(Exercise directions):
Return every line in the two blocks below that contains the word "Edit".

(Entries supplied):
┌──

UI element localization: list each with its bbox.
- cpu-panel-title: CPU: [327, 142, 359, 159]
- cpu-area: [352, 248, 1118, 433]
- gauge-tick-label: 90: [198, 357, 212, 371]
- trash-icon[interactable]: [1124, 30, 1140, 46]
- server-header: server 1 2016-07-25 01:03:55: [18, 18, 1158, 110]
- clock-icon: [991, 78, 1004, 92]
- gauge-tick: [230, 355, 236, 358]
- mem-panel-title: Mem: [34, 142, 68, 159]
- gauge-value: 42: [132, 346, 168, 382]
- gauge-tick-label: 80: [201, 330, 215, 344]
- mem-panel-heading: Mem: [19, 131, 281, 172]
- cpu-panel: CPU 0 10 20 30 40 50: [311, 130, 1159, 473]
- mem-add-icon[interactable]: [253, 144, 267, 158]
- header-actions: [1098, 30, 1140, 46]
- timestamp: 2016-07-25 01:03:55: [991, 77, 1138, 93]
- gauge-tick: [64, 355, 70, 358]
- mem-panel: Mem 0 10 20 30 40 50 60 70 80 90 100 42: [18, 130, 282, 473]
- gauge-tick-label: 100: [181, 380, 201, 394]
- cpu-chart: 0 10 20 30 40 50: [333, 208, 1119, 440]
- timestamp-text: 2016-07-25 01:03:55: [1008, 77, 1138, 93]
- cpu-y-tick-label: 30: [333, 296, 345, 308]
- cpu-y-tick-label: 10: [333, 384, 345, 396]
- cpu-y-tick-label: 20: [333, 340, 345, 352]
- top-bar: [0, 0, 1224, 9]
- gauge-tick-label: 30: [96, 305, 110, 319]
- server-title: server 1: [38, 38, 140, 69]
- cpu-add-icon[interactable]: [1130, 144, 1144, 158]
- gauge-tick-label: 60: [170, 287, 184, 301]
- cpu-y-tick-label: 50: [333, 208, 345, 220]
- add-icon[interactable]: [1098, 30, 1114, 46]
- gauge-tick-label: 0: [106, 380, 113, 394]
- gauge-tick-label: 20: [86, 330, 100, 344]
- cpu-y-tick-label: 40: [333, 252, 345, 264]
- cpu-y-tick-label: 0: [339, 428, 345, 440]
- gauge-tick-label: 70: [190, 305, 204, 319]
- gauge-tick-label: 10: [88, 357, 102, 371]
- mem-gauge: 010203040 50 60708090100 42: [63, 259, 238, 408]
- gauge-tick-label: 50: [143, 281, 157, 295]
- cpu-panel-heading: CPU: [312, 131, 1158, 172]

└──
┌──

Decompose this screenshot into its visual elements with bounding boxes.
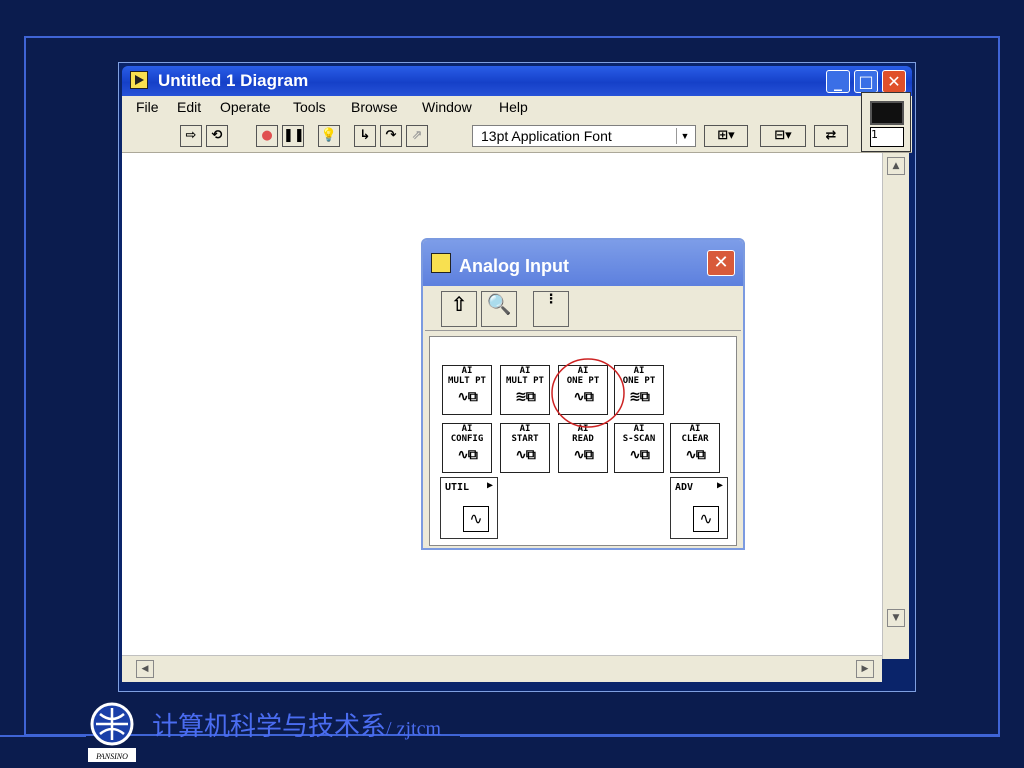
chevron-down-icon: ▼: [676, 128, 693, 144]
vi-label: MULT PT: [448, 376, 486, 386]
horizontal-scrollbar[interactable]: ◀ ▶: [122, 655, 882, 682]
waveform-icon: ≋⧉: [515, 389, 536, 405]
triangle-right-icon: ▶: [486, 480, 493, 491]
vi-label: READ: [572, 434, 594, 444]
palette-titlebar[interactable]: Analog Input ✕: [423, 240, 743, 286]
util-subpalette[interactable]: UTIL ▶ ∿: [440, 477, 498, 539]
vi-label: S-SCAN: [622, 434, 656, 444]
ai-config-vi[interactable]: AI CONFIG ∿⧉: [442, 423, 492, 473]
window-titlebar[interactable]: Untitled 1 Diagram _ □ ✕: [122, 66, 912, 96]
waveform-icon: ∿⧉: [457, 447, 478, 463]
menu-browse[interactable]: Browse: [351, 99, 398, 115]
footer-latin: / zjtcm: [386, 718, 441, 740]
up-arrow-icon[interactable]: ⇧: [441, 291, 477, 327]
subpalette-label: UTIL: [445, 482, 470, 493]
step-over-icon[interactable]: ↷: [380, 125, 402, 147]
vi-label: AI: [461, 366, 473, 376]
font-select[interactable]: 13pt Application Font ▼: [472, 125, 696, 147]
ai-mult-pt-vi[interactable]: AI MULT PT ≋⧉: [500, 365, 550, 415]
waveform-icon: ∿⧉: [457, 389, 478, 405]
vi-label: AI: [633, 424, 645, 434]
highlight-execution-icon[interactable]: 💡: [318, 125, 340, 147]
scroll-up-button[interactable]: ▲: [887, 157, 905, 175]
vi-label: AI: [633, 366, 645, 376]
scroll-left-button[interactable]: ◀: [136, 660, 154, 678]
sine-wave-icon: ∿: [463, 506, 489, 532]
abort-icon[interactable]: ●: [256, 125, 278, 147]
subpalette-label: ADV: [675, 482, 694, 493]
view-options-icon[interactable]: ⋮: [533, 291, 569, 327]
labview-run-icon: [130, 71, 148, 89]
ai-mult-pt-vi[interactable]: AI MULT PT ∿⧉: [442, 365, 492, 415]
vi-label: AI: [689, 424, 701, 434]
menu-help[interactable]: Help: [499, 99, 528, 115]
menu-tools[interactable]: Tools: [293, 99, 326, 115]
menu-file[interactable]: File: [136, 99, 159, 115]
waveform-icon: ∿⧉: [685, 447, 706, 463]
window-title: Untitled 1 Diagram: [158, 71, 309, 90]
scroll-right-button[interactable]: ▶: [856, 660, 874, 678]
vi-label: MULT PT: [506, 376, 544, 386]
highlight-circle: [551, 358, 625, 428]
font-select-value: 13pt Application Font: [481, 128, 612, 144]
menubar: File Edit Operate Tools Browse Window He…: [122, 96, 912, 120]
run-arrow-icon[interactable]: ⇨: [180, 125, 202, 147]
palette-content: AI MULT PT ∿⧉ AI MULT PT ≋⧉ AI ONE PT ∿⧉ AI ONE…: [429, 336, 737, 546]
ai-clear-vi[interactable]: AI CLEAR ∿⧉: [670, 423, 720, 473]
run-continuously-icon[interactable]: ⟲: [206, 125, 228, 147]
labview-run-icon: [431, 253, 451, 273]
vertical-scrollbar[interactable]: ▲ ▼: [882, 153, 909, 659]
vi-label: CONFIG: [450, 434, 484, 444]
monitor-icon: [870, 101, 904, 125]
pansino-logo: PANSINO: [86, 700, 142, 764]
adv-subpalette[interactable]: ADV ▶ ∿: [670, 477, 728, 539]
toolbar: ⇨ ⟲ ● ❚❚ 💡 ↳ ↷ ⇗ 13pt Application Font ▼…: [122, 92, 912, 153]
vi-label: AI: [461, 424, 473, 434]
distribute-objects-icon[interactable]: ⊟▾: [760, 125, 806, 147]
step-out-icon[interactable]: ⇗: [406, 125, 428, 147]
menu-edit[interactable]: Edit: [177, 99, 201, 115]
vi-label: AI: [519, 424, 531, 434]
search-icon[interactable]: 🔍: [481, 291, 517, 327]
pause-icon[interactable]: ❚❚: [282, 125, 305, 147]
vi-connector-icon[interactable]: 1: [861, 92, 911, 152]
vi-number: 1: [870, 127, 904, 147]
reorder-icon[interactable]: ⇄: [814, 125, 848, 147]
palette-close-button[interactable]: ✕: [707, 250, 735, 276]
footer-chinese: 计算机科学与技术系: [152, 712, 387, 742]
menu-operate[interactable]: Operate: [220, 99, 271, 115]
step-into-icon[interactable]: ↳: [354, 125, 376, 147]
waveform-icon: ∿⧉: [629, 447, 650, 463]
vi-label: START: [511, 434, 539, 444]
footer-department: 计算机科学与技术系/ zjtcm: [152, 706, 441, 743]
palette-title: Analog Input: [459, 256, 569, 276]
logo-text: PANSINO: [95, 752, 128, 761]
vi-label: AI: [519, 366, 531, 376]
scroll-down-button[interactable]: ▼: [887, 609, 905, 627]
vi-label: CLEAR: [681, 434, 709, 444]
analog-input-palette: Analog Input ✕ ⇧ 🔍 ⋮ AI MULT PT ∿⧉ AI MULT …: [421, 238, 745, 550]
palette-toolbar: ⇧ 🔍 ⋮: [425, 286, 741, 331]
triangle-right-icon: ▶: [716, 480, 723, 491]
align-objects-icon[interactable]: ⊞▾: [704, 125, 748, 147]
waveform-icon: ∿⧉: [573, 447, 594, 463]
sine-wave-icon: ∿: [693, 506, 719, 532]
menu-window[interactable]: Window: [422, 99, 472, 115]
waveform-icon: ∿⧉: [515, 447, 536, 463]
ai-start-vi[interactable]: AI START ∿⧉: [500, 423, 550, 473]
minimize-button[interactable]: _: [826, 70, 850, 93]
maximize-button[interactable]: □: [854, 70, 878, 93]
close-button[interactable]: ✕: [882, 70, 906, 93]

└──

(Task output):
menubar: File Edit Operate Tools Browse Window He…: [122, 96, 912, 120]
menu-edit[interactable]: Edit: [177, 99, 201, 115]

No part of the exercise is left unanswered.